Transcribe every line of the listing below without any deviation.

## Start

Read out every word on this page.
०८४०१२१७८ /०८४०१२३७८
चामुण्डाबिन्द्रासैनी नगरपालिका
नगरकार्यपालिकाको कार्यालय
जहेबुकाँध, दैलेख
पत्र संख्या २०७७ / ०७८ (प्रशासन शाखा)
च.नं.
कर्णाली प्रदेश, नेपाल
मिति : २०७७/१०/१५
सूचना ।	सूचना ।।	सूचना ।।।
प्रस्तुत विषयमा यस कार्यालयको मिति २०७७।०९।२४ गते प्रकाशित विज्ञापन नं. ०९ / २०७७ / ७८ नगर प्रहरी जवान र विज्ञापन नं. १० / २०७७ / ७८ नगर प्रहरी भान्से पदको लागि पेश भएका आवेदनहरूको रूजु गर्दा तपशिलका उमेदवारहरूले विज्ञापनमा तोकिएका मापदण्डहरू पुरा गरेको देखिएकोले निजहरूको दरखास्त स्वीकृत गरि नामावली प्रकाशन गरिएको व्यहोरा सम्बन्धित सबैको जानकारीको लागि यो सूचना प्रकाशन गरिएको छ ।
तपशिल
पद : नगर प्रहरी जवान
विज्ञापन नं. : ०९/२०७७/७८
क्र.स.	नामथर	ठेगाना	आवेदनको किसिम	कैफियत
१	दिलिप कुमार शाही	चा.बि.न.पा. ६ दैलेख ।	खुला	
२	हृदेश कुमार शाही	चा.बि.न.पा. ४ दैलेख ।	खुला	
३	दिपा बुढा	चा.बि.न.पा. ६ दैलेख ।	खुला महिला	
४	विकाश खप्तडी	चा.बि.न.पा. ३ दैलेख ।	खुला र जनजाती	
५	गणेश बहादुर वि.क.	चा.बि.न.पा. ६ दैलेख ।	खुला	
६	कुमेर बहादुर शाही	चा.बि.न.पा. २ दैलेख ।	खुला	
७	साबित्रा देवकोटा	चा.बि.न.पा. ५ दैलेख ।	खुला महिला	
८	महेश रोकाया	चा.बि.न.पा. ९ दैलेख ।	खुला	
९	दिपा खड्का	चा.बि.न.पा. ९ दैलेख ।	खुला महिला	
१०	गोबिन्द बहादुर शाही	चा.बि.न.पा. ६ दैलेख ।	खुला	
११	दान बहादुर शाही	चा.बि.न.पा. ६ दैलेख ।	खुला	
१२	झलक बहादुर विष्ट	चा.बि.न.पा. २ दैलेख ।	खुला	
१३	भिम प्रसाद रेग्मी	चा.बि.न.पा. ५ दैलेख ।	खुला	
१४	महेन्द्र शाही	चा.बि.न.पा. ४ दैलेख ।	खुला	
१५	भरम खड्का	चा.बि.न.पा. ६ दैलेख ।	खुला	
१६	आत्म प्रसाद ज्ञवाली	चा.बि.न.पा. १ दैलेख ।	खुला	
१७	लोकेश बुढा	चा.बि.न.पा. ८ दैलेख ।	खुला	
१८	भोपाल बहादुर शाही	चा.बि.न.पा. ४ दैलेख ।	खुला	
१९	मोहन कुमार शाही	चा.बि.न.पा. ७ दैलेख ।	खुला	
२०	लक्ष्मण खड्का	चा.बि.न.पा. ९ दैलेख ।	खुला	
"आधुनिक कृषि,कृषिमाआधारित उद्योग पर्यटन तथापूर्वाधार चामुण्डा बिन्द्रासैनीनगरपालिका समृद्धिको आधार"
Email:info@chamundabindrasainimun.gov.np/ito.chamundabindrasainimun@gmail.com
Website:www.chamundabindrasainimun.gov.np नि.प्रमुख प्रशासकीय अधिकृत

## End

▶ _COMPLETED TASK_:
Read out every word on this page.
०८४०१२१७८ /०८४०१२३७८
चामुण्डाबिन्द्रासैनी नगरपालिका
नगरकार्यपालिकाको कार्यालय
जहेबुकाँध, दैलेख
पत्र संख्या २०७७ / ०७८ (प्रशासन शाखा)
च.नं.
कर्णाली प्रदेश, नेपाल
मिति : २०७७/१०/१५
सूचना ।	सूचना ।।	सूचना ।।।
प्रस्तुत विषयमा यस कार्यालयको मिति २०७७।०९।२४ गते प्रकाशित विज्ञापन नं. ०९ / २०७७ / ७८ नगर प्रहरी जवान र विज्ञापन नं. १० / २०७७ / ७८ नगर प्रहरी भान्से पदको लागि पेश भएका आवेदनहरूको रूजु गर्दा तपशिलका उमेदवारहरूले विज्ञापनमा तोकिएका मापदण्डहरू पुरा गरेको देखिएकोले निजहरूको दरखास्त स्वीकृत गरि नामावली प्रकाशन गरिएको व्यहोरा सम्बन्धित सबैको जानकारीको लागि यो सूचना प्रकाशन गरिएको छ ।
तपशिल
पद : नगर प्रहरी जवान
विज्ञापन नं. : ०९/२०७७/७८
क्र.स.	नामथर	ठेगाना	आवेदनको किसिम	कैफियत
१	दिलिप कुमार शाही	चा.बि.न.पा. ६ दैलेख ।	खुला	
२	हृदेश कुमार शाही	चा.बि.न.पा. ४ दैलेख ।	खुला	
३	दिपा बुढा	चा.बि.न.पा. ६ दैलेख ।	खुला महिला	
४	विकाश खप्तडी	चा.बि.न.पा. ३ दैलेख ।	खुला र जनजाती	
५	गणेश बहादुर वि.क.	चा.बि.न.पा. ६ दैलेख ।	खुला	
६	कुमेर बहादुर शाही	चा.बि.न.पा. २ दैलेख ।	खुला	
७	साबित्रा देवकोटा	चा.बि.न.पा. ५ दैलेख ।	खुला महिला	
८	महेश रोकाया	चा.बि.न.पा. ९ दैलेख ।	खुला	
९	दिपा खड्का	चा.बि.न.पा. ९ दैलेख ।	खुला महिला	
१०	गोबिन्द बहादुर शाही	चा.बि.न.पा. ६ दैलेख ।	खुला	
११	दान बहादुर शाही	चा.बि.न.पा. ६ दैलेख ।	खुला	
१२	झलक बहादुर विष्ट	चा.बि.न.पा. २ दैलेख ।	खुला	
१३	भिम प्रसाद रेग्मी	चा.बि.न.पा. ५ दैलेख ।	खुला	
१४	महेन्द्र शाही	चा.बि.न.पा. ४ दैलेख ।	खुला	
१५	भरम खड्का	चा.बि.न.पा. ६ दैलेख ।	खुला	
१६	आत्म प्रसाद ज्ञवाली	चा.बि.न.पा. १ दैलेख ।	खुला	
१७	लोकेश बुढा	चा.बि.न.पा. ८ दैलेख ।	खुला	
१८	भोपाल बहादुर शाही	चा.बि.न.पा. ४ दैलेख ।	खुला	
१९	मोहन कुमार शाही	चा.बि.न.पा. ७ दैलेख ।	खुला	
२०	लक्ष्मण खड्का	चा.बि.न.पा. ९ दैलेख ।	खुला	
"आधुनिक कृषि,कृषिमाआधारित उद्योग पर्यटन तथापूर्वाधार चामुण्डा बिन्द्रासैनीनगरपालिका समृद्धिको आधार"
Email:info@chamundabindrasainimun.gov.np/ito.chamundabindrasainimun@gmail.com
Website:www.chamundabindrasainimun.gov.np नि.प्रमुख प्रशासकीय अधिकृत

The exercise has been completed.